■ **Given task**
Wherever "Support" appears in a line, list that line.

Data records:
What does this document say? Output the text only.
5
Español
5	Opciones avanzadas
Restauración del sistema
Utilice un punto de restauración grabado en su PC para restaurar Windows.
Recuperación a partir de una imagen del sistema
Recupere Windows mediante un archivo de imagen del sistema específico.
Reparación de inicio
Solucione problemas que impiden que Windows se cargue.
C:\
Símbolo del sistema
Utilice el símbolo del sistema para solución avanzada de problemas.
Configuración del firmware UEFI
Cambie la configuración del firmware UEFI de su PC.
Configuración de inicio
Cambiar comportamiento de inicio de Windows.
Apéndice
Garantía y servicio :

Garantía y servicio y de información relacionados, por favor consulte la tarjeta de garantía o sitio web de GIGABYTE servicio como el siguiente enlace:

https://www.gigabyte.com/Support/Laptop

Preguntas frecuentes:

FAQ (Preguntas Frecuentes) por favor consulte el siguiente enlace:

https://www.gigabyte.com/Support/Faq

■ **Expected answer**
https://www.gigabyte.com/Support/Laptop
https://www.gigabyte.com/Support/Faq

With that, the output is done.